Data in this exercise.
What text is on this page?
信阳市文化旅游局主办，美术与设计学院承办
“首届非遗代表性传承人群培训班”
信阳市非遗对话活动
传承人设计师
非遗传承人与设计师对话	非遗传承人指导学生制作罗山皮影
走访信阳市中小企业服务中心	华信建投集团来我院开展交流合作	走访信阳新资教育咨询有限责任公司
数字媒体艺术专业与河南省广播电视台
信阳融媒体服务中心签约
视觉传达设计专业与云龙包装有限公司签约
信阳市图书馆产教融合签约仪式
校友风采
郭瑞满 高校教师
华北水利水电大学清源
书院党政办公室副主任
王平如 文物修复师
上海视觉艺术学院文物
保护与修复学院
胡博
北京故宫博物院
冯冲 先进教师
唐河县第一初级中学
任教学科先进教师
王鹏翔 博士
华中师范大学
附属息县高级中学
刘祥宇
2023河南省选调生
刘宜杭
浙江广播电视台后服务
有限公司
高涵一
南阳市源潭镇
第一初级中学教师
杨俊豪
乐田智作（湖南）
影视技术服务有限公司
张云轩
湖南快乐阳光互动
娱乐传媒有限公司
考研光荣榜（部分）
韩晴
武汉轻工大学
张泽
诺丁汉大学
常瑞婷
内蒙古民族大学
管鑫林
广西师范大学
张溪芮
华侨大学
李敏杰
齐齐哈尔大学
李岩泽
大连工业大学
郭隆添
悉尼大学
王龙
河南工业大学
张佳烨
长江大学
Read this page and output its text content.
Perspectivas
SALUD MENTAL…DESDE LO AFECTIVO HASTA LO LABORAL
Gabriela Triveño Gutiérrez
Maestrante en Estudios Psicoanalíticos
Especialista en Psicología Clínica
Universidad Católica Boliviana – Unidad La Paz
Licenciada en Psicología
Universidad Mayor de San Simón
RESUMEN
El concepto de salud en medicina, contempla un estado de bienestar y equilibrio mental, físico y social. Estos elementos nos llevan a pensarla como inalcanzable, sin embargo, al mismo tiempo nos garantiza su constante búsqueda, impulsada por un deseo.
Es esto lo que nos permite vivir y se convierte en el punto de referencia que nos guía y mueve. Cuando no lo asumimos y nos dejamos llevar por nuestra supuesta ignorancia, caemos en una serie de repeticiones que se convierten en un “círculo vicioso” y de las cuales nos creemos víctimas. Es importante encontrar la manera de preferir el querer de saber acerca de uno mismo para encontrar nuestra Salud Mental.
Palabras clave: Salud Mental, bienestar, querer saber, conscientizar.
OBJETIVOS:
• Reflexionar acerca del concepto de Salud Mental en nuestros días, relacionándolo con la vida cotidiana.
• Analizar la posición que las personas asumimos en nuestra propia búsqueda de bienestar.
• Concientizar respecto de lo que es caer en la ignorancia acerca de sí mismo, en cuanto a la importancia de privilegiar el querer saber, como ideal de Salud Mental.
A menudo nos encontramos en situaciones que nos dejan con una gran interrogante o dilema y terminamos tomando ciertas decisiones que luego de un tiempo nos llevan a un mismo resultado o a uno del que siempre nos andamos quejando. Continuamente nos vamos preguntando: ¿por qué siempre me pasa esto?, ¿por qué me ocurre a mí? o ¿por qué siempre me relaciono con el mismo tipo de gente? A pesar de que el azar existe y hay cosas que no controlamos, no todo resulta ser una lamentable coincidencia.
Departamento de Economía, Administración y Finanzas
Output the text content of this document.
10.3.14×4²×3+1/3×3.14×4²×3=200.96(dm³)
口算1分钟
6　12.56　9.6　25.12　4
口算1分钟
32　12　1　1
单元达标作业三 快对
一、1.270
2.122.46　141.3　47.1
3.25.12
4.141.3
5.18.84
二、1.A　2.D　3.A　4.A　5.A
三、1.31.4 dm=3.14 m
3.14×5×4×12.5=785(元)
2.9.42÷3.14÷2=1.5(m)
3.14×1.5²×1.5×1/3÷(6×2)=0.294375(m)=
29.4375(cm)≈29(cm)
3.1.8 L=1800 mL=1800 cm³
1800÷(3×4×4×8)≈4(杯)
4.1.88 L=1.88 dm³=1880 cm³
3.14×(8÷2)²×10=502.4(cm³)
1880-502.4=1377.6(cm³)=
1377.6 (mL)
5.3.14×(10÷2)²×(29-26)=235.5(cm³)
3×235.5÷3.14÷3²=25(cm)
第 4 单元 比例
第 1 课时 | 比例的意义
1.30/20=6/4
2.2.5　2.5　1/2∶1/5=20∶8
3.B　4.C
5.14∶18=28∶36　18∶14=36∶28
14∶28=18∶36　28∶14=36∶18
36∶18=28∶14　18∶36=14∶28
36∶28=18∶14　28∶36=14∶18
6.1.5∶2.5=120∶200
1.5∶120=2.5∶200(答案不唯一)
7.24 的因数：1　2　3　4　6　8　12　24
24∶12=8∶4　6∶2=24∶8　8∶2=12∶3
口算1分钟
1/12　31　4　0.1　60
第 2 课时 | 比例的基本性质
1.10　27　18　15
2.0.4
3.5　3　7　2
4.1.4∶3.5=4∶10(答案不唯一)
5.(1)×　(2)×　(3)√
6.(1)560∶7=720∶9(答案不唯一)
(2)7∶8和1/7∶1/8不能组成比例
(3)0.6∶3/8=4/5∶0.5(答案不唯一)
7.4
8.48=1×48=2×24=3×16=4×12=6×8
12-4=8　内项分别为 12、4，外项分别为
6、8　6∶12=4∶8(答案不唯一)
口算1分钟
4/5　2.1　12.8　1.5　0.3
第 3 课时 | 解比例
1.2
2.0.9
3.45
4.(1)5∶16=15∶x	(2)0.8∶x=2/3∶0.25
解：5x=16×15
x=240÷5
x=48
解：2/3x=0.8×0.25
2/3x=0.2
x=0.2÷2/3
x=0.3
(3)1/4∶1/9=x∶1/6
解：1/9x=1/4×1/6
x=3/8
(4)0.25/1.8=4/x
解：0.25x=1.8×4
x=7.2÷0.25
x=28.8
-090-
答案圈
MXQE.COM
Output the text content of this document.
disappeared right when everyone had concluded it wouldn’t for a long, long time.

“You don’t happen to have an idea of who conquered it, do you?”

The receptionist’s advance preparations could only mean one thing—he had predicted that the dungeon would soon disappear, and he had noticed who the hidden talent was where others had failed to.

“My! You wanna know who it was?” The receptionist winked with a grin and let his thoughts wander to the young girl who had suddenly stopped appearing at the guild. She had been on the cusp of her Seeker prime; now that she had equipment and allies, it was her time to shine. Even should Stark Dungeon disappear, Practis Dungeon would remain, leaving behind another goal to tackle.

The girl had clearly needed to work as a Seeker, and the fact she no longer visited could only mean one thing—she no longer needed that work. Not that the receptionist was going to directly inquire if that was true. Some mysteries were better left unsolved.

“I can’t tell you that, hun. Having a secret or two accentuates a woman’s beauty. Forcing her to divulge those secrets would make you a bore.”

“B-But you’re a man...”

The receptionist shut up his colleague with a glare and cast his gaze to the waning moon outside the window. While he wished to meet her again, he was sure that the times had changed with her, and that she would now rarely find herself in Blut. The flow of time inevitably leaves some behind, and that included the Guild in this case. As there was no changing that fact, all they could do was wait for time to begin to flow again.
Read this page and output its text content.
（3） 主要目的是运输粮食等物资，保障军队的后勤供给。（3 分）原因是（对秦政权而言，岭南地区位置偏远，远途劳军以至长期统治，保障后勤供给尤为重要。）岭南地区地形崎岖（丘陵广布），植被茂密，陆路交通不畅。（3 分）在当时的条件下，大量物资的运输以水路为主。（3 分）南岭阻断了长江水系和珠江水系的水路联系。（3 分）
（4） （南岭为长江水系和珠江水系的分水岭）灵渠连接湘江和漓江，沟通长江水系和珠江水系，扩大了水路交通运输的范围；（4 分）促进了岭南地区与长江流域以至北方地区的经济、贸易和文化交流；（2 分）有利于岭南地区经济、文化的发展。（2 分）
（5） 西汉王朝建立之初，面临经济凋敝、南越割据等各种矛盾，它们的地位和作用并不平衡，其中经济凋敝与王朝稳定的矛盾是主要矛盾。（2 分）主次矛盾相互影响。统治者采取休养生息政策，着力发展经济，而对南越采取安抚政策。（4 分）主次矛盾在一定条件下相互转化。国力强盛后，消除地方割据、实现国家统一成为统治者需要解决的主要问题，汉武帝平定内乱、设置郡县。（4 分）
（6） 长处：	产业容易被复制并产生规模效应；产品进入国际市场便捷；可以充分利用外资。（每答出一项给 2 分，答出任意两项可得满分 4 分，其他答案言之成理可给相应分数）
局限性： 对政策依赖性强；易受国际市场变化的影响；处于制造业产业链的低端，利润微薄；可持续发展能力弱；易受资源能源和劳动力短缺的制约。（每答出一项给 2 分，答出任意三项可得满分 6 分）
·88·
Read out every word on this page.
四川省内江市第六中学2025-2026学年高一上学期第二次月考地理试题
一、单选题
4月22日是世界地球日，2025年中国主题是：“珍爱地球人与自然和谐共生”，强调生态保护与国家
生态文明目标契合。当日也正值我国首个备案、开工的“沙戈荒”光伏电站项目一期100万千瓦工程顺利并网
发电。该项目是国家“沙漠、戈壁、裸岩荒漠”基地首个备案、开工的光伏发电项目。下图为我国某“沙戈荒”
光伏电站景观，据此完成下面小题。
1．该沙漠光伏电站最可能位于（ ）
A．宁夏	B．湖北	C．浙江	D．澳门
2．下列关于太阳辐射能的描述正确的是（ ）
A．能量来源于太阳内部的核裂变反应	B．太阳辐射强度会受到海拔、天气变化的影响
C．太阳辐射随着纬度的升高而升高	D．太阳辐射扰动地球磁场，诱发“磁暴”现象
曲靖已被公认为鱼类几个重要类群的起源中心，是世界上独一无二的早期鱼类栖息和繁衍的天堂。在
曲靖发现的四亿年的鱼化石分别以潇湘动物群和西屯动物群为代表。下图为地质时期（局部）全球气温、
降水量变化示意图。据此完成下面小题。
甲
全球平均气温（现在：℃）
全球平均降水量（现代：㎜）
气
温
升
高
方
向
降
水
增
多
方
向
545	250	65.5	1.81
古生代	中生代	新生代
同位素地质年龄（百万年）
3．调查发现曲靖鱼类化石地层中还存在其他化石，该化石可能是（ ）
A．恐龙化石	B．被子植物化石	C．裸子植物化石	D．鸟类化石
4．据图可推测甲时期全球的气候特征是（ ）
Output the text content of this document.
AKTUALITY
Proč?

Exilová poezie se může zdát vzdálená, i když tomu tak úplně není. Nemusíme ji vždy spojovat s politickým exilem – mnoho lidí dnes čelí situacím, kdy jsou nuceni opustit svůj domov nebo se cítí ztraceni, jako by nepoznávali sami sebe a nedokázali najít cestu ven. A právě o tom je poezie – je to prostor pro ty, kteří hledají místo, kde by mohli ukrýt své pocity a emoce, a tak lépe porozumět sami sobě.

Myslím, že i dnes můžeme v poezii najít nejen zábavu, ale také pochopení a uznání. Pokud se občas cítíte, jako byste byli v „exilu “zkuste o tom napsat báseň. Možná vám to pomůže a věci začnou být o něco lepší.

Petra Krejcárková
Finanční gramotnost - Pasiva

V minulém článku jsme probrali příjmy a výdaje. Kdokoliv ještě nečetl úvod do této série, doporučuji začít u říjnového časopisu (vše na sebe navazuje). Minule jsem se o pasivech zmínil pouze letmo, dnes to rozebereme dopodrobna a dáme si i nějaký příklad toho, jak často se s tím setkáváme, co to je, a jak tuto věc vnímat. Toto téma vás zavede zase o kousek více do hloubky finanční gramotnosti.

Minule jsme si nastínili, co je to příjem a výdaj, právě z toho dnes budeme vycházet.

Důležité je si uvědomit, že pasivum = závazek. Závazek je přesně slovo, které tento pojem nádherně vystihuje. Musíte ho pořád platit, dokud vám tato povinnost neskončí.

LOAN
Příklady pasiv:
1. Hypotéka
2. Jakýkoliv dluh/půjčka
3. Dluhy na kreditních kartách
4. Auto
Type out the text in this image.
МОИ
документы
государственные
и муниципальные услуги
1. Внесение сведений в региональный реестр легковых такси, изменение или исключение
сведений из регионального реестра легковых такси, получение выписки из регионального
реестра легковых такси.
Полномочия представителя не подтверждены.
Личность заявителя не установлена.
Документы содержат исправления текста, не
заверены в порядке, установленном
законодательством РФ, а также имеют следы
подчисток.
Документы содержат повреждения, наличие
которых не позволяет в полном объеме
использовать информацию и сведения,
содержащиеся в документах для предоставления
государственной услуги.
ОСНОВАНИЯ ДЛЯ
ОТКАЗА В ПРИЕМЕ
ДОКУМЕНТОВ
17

Do this.
Determine how many lines contain the word "содержат" and reply with that number alone.

Exercise result.
2